== Entries provided
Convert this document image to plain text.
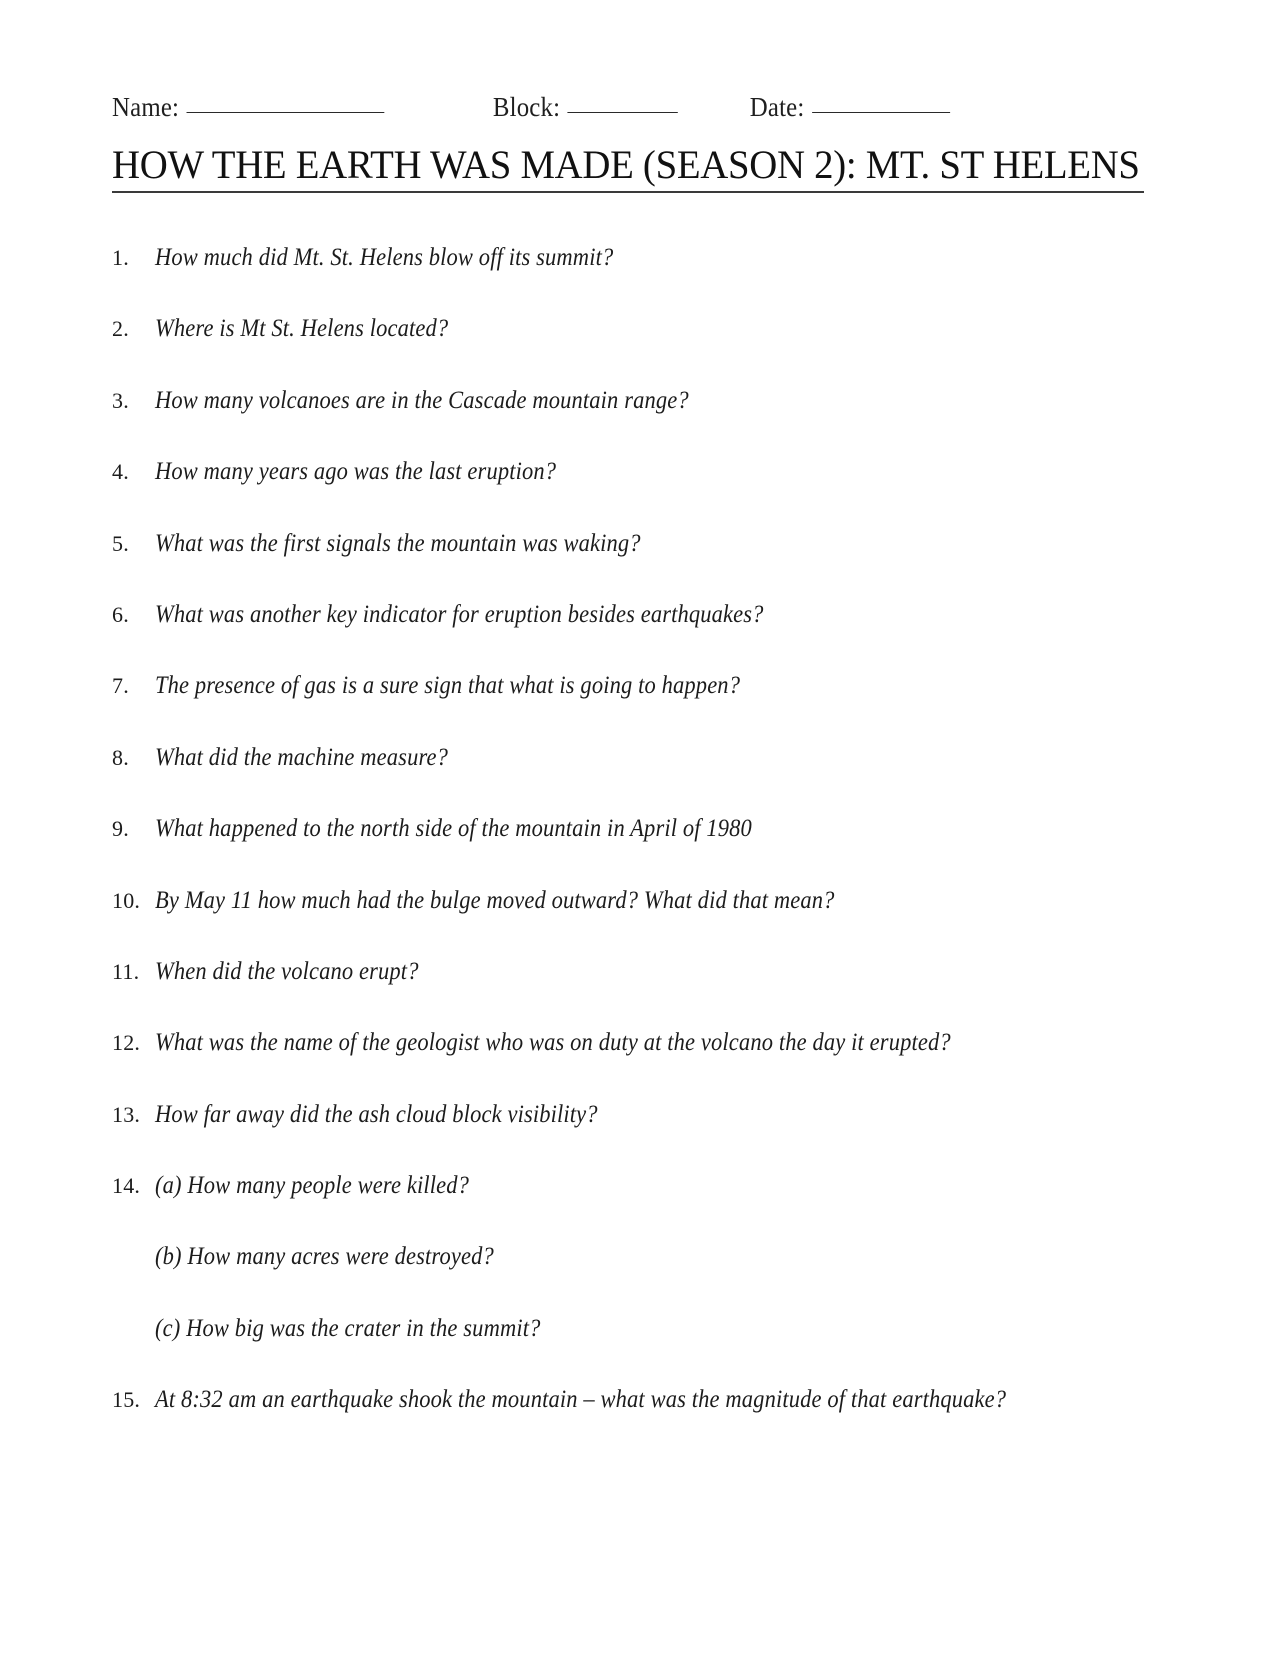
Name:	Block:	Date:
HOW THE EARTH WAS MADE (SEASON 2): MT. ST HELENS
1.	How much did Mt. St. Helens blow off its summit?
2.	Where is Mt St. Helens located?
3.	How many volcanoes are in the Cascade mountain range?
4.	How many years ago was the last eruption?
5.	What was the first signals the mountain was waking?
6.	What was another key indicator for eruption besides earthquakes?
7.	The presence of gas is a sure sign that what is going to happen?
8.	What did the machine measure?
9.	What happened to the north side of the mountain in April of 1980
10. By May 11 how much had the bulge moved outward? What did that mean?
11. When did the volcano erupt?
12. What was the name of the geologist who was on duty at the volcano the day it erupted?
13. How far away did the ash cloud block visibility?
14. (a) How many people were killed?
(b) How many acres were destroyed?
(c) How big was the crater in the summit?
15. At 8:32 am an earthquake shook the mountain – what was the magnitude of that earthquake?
====
● Problem description: Reproduce each record above by retyping it exactly; omit all images.

● Result for this task:
Convert this document image to plain text.
Name:	Block:	Date:
HOW THE EARTH WAS MADE (SEASON 2): MT. ST HELENS
1.	How much did Mt. St. Helens blow off its summit?
2.	Where is Mt St. Helens located?
3.	How many volcanoes are in the Cascade mountain range?
4.	How many years ago was the last eruption?
5.	What was the first signals the mountain was waking?
6.	What was another key indicator for eruption besides earthquakes?
7.	The presence of gas is a sure sign that what is going to happen?
8.	What did the machine measure?
9.	What happened to the north side of the mountain in April of 1980
10. By May 11 how much had the bulge moved outward? What did that mean?
11. When did the volcano erupt?
12. What was the name of the geologist who was on duty at the volcano the day it erupted?
13. How far away did the ash cloud block visibility?
14. (a) How many people were killed?
(b) How many acres were destroyed?
(c) How big was the crater in the summit?
15. At 8:32 am an earthquake shook the mountain – what was the magnitude of that earthquake?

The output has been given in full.